◆ Recorded data:

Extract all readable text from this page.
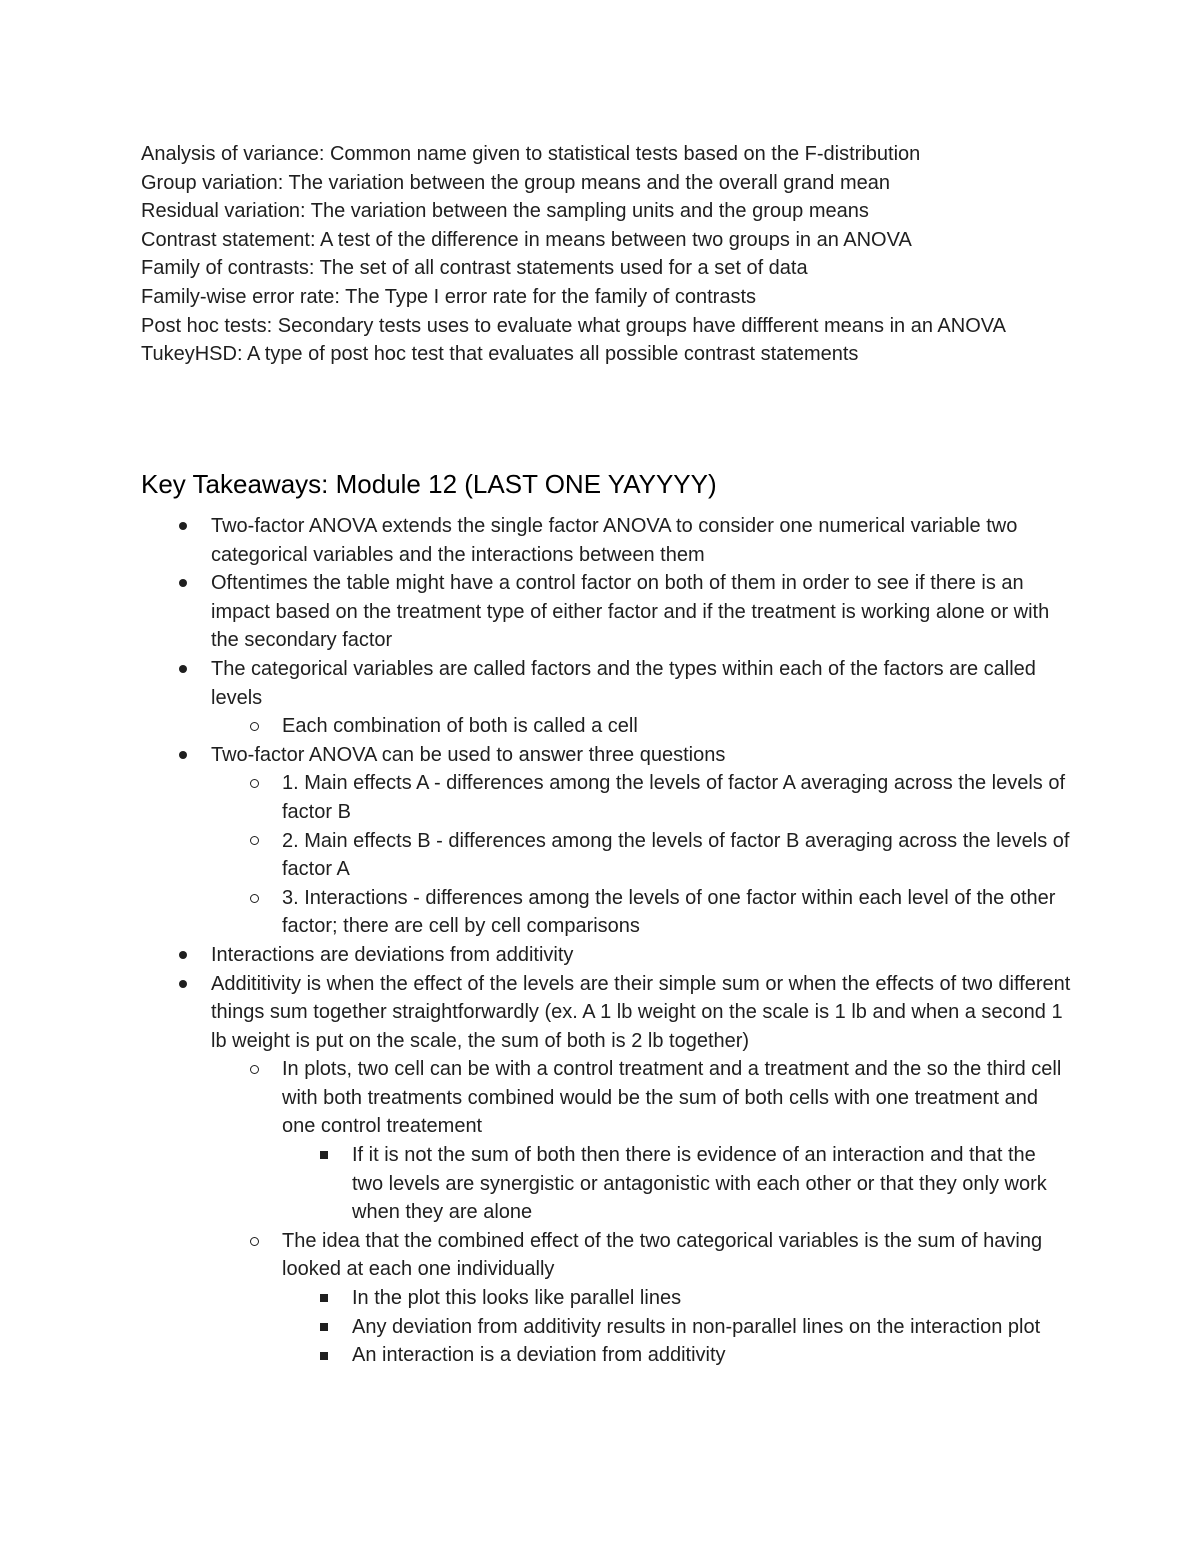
Analysis of variance: Common name given to statistical tests based on the F-distribution
Group variation: The variation between the group means and the overall grand mean
Residual variation: The variation between the sampling units and the group means
Contrast statement: A test of the difference in means between two groups in an ANOVA
Family of contrasts: The set of all contrast statements used for a set of data
Family-wise error rate: The Type I error rate for the family of contrasts
Post hoc tests: Secondary tests uses to evaluate what groups have diffferent means in an ANOVA
TukeyHSD: A type of post hoc test that evaluates all possible contrast statements
Key Takeaways: Module 12 (LAST ONE YAYYYY)
Two-factor ANOVA extends the single factor ANOVA to consider one numerical variable two categorical variables and the interactions between them
Oftentimes the table might have a control factor on both of them in order to see if there is an impact based on the treatment type of either factor and if the treatment is working alone or with the secondary factor
The categorical variables are called factors and the types within each of the factors are called levels
Each combination of both is called a cell
Two-factor ANOVA can be used to answer three questions
1. Main effects A - differences among the levels of factor A averaging across the levels of factor B
2. Main effects B - differences among the levels of factor B averaging across the levels of factor A
3. Interactions - differences among the levels of one factor within each level of the other factor; there are cell by cell comparisons
Interactions are deviations from additivity
Addititivity is when the effect of the levels are their simple sum or when the effects of two different things sum together straightforwardly (ex. A 1 lb weight on the scale is 1 lb and when a second 1 lb weight is put on the scale, the sum of both is 2 lb together)
In plots, two cell can be with a control treatment and a treatment and the so the third cell with both treatments combined would be the sum of both cells with one treatment and one control treatement
If it is not the sum of both then there is evidence of an interaction and that the two levels are synergistic or antagonistic with each other or that they only work when they are alone
The idea that the combined effect of the two categorical variables is the sum of having looked at each one individually
In the plot this looks like parallel lines
Any deviation from additivity results in non-parallel lines on the interaction plot
An interaction is a deviation from additivity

◆ Task to complete: Everything in the records above must be repeated exactly, except the pictures.

◆ Written solution:
Extract all readable text from this page.
Analysis of variance: Common name given to statistical tests based on the F-distribution
Group variation: The variation between the group means and the overall grand mean
Residual variation: The variation between the sampling units and the group means
Contrast statement: A test of the difference in means between two groups in an ANOVA
Family of contrasts: The set of all contrast statements used for a set of data
Family-wise error rate: The Type I error rate for the family of contrasts
Post hoc tests: Secondary tests uses to evaluate what groups have diffferent means in an ANOVA
TukeyHSD: A type of post hoc test that evaluates all possible contrast statements
Key Takeaways: Module 12 (LAST ONE YAYYYY)
Two-factor ANOVA extends the single factor ANOVA to consider one numerical variable two categorical variables and the interactions between them
Oftentimes the table might have a control factor on both of them in order to see if there is an impact based on the treatment type of either factor and if the treatment is working alone or with the secondary factor
The categorical variables are called factors and the types within each of the factors are called levels
Each combination of both is called a cell
Two-factor ANOVA can be used to answer three questions
1. Main effects A - differences among the levels of factor A averaging across the levels of factor B
2. Main effects B - differences among the levels of factor B averaging across the levels of factor A
3. Interactions - differences among the levels of one factor within each level of the other factor; there are cell by cell comparisons
Interactions are deviations from additivity
Addititivity is when the effect of the levels are their simple sum or when the effects of two different things sum together straightforwardly (ex. A 1 lb weight on the scale is 1 lb and when a second 1 lb weight is put on the scale, the sum of both is 2 lb together)
In plots, two cell can be with a control treatment and a treatment and the so the third cell with both treatments combined would be the sum of both cells with one treatment and one control treatement
If it is not the sum of both then there is evidence of an interaction and that the two levels are synergistic or antagonistic with each other or that they only work when they are alone
The idea that the combined effect of the two categorical variables is the sum of having looked at each one individually
In the plot this looks like parallel lines
Any deviation from additivity results in non-parallel lines on the interaction plot
An interaction is a deviation from additivity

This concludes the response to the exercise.